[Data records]
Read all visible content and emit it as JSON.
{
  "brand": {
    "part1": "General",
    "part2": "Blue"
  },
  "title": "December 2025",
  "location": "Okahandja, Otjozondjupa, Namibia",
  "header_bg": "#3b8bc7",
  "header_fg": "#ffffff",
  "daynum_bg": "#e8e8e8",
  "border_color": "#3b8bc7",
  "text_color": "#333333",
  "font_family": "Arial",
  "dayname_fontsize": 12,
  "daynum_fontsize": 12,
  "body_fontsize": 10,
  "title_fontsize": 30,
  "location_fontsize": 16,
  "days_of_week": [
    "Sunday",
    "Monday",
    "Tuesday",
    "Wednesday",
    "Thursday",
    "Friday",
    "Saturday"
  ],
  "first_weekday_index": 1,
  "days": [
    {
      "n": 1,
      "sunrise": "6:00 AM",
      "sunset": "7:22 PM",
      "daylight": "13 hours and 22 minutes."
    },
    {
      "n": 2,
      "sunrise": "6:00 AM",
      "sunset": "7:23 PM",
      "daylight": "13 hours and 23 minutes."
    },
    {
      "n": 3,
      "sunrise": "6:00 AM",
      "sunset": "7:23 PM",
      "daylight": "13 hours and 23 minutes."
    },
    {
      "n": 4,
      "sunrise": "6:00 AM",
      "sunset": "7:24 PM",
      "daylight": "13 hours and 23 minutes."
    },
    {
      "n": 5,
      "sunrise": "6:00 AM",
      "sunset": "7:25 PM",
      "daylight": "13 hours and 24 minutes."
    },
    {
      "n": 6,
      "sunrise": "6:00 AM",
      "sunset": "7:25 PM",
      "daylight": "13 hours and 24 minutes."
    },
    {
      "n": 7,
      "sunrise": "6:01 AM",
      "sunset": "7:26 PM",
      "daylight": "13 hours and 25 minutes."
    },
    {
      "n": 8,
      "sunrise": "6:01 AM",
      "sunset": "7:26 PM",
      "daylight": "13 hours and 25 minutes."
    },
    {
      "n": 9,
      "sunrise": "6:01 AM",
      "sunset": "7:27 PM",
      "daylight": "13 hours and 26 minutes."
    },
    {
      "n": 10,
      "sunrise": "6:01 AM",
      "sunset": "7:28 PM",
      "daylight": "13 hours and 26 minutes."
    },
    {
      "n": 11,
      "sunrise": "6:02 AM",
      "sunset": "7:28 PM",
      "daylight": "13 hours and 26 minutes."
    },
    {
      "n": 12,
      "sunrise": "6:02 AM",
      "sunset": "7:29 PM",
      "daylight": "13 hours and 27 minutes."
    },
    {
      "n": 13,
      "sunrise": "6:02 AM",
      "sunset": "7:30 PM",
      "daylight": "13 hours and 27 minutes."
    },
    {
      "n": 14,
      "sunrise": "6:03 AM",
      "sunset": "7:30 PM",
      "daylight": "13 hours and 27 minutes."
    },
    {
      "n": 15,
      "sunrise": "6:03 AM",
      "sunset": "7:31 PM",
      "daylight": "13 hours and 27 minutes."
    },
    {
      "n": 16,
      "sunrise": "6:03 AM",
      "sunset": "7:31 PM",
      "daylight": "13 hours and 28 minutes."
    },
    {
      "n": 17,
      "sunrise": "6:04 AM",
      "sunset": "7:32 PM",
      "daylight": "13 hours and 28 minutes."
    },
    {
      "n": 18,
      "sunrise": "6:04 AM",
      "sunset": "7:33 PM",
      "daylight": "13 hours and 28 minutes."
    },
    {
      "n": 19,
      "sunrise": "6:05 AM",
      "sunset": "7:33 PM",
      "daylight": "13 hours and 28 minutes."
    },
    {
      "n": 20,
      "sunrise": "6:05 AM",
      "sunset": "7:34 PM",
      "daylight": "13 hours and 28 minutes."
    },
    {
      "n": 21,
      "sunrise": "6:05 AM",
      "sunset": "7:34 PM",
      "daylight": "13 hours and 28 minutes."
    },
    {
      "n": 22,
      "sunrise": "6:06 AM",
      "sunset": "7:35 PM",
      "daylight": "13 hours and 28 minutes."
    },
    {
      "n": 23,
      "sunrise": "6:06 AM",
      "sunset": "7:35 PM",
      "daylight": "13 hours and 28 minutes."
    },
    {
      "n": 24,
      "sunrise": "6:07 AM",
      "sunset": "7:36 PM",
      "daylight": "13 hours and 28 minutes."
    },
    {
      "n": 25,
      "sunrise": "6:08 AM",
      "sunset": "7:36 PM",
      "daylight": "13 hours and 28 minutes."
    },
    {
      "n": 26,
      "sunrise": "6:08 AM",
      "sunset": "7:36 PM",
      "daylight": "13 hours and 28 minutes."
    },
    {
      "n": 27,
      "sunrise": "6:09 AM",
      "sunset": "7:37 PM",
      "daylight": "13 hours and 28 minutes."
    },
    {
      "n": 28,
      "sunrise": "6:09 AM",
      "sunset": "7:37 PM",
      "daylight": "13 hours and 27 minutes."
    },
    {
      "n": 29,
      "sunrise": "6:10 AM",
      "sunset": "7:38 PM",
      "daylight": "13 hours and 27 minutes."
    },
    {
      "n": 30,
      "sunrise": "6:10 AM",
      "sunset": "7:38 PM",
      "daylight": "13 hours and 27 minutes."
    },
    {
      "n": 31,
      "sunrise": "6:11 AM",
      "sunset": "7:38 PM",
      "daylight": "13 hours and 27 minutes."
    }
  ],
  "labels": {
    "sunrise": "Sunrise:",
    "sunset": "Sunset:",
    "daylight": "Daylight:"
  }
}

■ **What you will do**
Extract each line of the listing above, copying it word for word.

■ **Answer for the task**
Read all visible content and emit it as JSON.
{
  "brand": {
    "part1": "General",
    "part2": "Blue"
  },
  "title": "December 2025",
  "location": "Okahandja, Otjozondjupa, Namibia",
  "header_bg": "#3b8bc7",
  "header_fg": "#ffffff",
  "daynum_bg": "#e8e8e8",
  "border_color": "#3b8bc7",
  "text_color": "#333333",
  "font_family": "Arial",
  "dayname_fontsize": 12,
  "daynum_fontsize": 12,
  "body_fontsize": 10,
  "title_fontsize": 30,
  "location_fontsize": 16,
  "days_of_week": [
    "Sunday",
    "Monday",
    "Tuesday",
    "Wednesday",
    "Thursday",
    "Friday",
    "Saturday"
  ],
  "first_weekday_index": 1,
  "days": [
    {
      "n": 1,
      "sunrise": "6:00 AM",
      "sunset": "7:22 PM",
      "daylight": "13 hours and 22 minutes."
    },
    {
      "n": 2,
      "sunrise": "6:00 AM",
      "sunset": "7:23 PM",
      "daylight": "13 hours and 23 minutes."
    },
    {
      "n": 3,
      "sunrise": "6:00 AM",
      "sunset": "7:23 PM",
      "daylight": "13 hours and 23 minutes."
    },
    {
      "n": 4,
      "sunrise": "6:00 AM",
      "sunset": "7:24 PM",
      "daylight": "13 hours and 23 minutes."
    },
    {
      "n": 5,
      "sunrise": "6:00 AM",
      "sunset": "7:25 PM",
      "daylight": "13 hours and 24 minutes."
    },
    {
      "n": 6,
      "sunrise": "6:00 AM",
      "sunset": "7:25 PM",
      "daylight": "13 hours and 24 minutes."
    },
    {
      "n": 7,
      "sunrise": "6:01 AM",
      "sunset": "7:26 PM",
      "daylight": "13 hours and 25 minutes."
    },
    {
      "n": 8,
      "sunrise": "6:01 AM",
      "sunset": "7:26 PM",
      "daylight": "13 hours and 25 minutes."
    },
    {
      "n": 9,
      "sunrise": "6:01 AM",
      "sunset": "7:27 PM",
      "daylight": "13 hours and 26 minutes."
    },
    {
      "n": 10,
      "sunrise": "6:01 AM",
      "sunset": "7:28 PM",
      "daylight": "13 hours and 26 minutes."
    },
    {
      "n": 11,
      "sunrise": "6:02 AM",
      "sunset": "7:28 PM",
      "daylight": "13 hours and 26 minutes."
    },
    {
      "n": 12,
      "sunrise": "6:02 AM",
      "sunset": "7:29 PM",
      "daylight": "13 hours and 27 minutes."
    },
    {
      "n": 13,
      "sunrise": "6:02 AM",
      "sunset": "7:30 PM",
      "daylight": "13 hours and 27 minutes."
    },
    {
      "n": 14,
      "sunrise": "6:03 AM",
      "sunset": "7:30 PM",
      "daylight": "13 hours and 27 minutes."
    },
    {
      "n": 15,
      "sunrise": "6:03 AM",
      "sunset": "7:31 PM",
      "daylight": "13 hours and 27 minutes."
    },
    {
      "n": 16,
      "sunrise": "6:03 AM",
      "sunset": "7:31 PM",
      "daylight": "13 hours and 28 minutes."
    },
    {
      "n": 17,
      "sunrise": "6:04 AM",
      "sunset": "7:32 PM",
      "daylight": "13 hours and 28 minutes."
    },
    {
      "n": 18,
      "sunrise": "6:04 AM",
      "sunset": "7:33 PM",
      "daylight": "13 hours and 28 minutes."
    },
    {
      "n": 19,
      "sunrise": "6:05 AM",
      "sunset": "7:33 PM",
      "daylight": "13 hours and 28 minutes."
    },
    {
      "n": 20,
      "sunrise": "6:05 AM",
      "sunset": "7:34 PM",
      "daylight": "13 hours and 28 minutes."
    },
    {
      "n": 21,
      "sunrise": "6:05 AM",
      "sunset": "7:34 PM",
      "daylight": "13 hours and 28 minutes."
    },
    {
      "n": 22,
      "sunrise": "6:06 AM",
      "sunset": "7:35 PM",
      "daylight": "13 hours and 28 minutes."
    },
    {
      "n": 23,
      "sunrise": "6:06 AM",
      "sunset": "7:35 PM",
      "daylight": "13 hours and 28 minutes."
    },
    {
      "n": 24,
      "sunrise": "6:07 AM",
      "sunset": "7:36 PM",
      "daylight": "13 hours and 28 minutes."
    },
    {
      "n": 25,
      "sunrise": "6:08 AM",
      "sunset": "7:36 PM",
      "daylight": "13 hours and 28 minutes."
    },
    {
      "n": 26,
      "sunrise": "6:08 AM",
      "sunset": "7:36 PM",
      "daylight": "13 hours and 28 minutes."
    },
    {
      "n": 27,
      "sunrise": "6:09 AM",
      "sunset": "7:37 PM",
      "daylight": "13 hours and 28 minutes."
    },
    {
      "n": 28,
      "sunrise": "6:09 AM",
      "sunset": "7:37 PM",
      "daylight": "13 hours and 27 minutes."
    },
    {
      "n": 29,
      "sunrise": "6:10 AM",
      "sunset": "7:38 PM",
      "daylight": "13 hours and 27 minutes."
    },
    {
      "n": 30,
      "sunrise": "6:10 AM",
      "sunset": "7:38 PM",
      "daylight": "13 hours and 27 minutes."
    },
    {
      "n": 31,
      "sunrise": "6:11 AM",
      "sunset": "7:38 PM",
      "daylight": "13 hours and 27 minutes."
    }
  ],
  "labels": {
    "sunrise": "Sunrise:",
    "sunset": "Sunset:",
    "daylight": "Daylight:"
  }
}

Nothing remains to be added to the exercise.